→ Stored data entries
--- START ---
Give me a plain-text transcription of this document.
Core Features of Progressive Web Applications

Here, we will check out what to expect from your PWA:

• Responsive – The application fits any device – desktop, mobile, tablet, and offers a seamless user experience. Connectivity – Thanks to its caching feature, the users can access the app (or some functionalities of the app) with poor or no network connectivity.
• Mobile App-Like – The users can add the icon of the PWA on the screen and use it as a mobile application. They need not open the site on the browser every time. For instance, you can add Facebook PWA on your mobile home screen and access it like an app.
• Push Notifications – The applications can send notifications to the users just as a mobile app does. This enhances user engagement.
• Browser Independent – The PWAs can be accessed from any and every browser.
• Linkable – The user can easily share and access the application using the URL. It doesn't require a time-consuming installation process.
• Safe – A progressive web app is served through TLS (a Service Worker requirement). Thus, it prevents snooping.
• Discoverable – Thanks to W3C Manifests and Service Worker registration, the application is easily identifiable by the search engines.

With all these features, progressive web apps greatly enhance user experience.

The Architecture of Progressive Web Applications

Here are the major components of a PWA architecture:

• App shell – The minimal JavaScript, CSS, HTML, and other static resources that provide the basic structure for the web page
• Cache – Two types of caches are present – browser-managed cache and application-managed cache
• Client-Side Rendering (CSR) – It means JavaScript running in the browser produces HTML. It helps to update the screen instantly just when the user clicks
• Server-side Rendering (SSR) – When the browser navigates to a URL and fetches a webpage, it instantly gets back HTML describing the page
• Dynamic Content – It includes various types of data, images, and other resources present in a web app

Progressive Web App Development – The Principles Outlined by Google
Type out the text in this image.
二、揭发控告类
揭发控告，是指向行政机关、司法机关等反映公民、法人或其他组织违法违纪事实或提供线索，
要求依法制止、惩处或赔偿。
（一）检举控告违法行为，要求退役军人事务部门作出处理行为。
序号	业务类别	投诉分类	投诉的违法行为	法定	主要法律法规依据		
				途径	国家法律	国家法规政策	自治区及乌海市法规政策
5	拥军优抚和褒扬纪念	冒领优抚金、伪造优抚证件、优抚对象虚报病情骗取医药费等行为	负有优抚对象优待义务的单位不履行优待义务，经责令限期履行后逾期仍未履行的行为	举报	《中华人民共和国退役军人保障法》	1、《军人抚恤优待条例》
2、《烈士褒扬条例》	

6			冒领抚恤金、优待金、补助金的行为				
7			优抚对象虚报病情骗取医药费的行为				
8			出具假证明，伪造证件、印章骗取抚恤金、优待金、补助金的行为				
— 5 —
--- END ---
→ Directions for this task
Find each line holding "your". Copy it out.

→ Exercise answer
Here, we will check out what to expect from your PWA:
• Mobile App-Like – The users can add the icon of the PWA on the screen and use it as a mobile application. They need not open the site on the browser every time. For instance, you can add Facebook PWA on your mobile home screen and access it like an app.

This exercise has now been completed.